Exercise details >> Reproduce the material exactly, omitting nothing.
### Given records ###
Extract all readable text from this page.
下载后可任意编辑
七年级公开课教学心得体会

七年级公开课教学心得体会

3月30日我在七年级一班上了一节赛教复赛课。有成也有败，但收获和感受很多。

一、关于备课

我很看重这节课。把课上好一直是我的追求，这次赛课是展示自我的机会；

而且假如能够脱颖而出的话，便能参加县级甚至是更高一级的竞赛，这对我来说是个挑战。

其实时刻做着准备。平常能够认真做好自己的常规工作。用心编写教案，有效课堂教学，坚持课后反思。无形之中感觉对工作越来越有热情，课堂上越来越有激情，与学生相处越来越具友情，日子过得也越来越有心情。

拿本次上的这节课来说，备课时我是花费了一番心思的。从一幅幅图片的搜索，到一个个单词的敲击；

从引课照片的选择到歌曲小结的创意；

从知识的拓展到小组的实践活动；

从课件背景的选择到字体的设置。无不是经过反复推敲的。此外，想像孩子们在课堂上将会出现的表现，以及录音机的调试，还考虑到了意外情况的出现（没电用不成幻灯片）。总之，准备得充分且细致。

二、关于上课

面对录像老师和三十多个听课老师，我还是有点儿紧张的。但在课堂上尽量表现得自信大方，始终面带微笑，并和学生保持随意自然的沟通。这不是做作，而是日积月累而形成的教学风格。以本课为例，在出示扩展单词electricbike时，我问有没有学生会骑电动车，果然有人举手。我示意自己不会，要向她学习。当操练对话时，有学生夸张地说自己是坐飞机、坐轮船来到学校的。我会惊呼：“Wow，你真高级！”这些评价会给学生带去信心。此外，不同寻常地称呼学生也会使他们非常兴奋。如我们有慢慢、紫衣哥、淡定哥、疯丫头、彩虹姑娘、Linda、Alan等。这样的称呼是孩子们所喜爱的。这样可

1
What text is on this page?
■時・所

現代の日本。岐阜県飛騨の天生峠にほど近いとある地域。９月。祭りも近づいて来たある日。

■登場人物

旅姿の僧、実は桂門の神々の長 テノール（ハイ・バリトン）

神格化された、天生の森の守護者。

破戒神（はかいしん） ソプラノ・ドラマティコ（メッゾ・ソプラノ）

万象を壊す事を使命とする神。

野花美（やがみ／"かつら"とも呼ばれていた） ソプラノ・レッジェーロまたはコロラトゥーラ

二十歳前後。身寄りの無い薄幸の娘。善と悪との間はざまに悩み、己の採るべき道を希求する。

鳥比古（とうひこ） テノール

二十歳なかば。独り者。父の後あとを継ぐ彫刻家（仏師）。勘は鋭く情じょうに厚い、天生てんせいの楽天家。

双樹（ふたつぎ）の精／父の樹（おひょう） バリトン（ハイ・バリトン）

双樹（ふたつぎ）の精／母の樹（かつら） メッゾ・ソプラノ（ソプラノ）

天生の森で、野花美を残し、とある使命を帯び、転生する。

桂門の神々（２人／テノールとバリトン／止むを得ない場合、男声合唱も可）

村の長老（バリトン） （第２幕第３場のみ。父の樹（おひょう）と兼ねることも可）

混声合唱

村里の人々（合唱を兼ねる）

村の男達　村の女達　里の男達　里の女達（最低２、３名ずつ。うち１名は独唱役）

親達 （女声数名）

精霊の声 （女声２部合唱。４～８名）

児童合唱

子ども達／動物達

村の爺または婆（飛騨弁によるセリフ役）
###
Completed exercise >>
Extract all readable text from this page.
下载后可任意编辑
七年级公开课教学心得体会

七年级公开课教学心得体会

3月30日我在七年级一班上了一节赛教复赛课。有成也有败，但收获和感受很多。

一、关于备课

我很看重这节课。把课上好一直是我的追求，这次赛课是展示自我的机会；

而且假如能够脱颖而出的话，便能参加县级甚至是更高一级的竞赛，这对我来说是个挑战。

其实时刻做着准备。平常能够认真做好自己的常规工作。用心编写教案，有效课堂教学，坚持课后反思。无形之中感觉对工作越来越有热情，课堂上越来越有激情，与学生相处越来越具友情，日子过得也越来越有心情。

拿本次上的这节课来说，备课时我是花费了一番心思的。从一幅幅图片的搜索，到一个个单词的敲击；

从引课照片的选择到歌曲小结的创意；

从知识的拓展到小组的实践活动；

从课件背景的选择到字体的设置。无不是经过反复推敲的。此外，想像孩子们在课堂上将会出现的表现，以及录音机的调试，还考虑到了意外情况的出现（没电用不成幻灯片）。总之，准备得充分且细致。

二、关于上课

面对录像老师和三十多个听课老师，我还是有点儿紧张的。但在课堂上尽量表现得自信大方，始终面带微笑，并和学生保持随意自然的沟通。这不是做作，而是日积月累而形成的教学风格。以本课为例，在出示扩展单词electricbike时，我问有没有学生会骑电动车，果然有人举手。我示意自己不会，要向她学习。当操练对话时，有学生夸张地说自己是坐飞机、坐轮船来到学校的。我会惊呼：“Wow，你真高级！”这些评价会给学生带去信心。此外，不同寻常地称呼学生也会使他们非常兴奋。如我们有慢慢、紫衣哥、淡定哥、疯丫头、彩虹姑娘、Linda、Alan等。这样的称呼是孩子们所喜爱的。这样可

1
What text is on this page?
■時・所

現代の日本。岐阜県飛騨の天生峠にほど近いとある地域。９月。祭りも近づいて来たある日。

■登場人物

旅姿の僧、実は桂門の神々の長 テノール（ハイ・バリトン）

神格化された、天生の森の守護者。

破戒神（はかいしん） ソプラノ・ドラマティコ（メッゾ・ソプラノ）

万象を壊す事を使命とする神。

野花美（やがみ／"かつら"とも呼ばれていた） ソプラノ・レッジェーロまたはコロラトゥーラ

二十歳前後。身寄りの無い薄幸の娘。善と悪との間はざまに悩み、己の採るべき道を希求する。

鳥比古（とうひこ） テノール

二十歳なかば。独り者。父の後あとを継ぐ彫刻家（仏師）。勘は鋭く情じょうに厚い、天生てんせいの楽天家。

双樹（ふたつぎ）の精／父の樹（おひょう） バリトン（ハイ・バリトン）

双樹（ふたつぎ）の精／母の樹（かつら） メッゾ・ソプラノ（ソプラノ）

天生の森で、野花美を残し、とある使命を帯び、転生する。

桂門の神々（２人／テノールとバリトン／止むを得ない場合、男声合唱も可）

村の長老（バリトン） （第２幕第３場のみ。父の樹（おひょう）と兼ねることも可）

混声合唱

村里の人々（合唱を兼ねる）

村の男達　村の女達　里の男達　里の女達（最低２、３名ずつ。うち１名は独唱役）

親達 （女声数名）

精霊の声 （女声２部合唱。４～８名）

児童合唱

子ども達／動物達

村の爺または婆（飛騨弁によるセリフ役）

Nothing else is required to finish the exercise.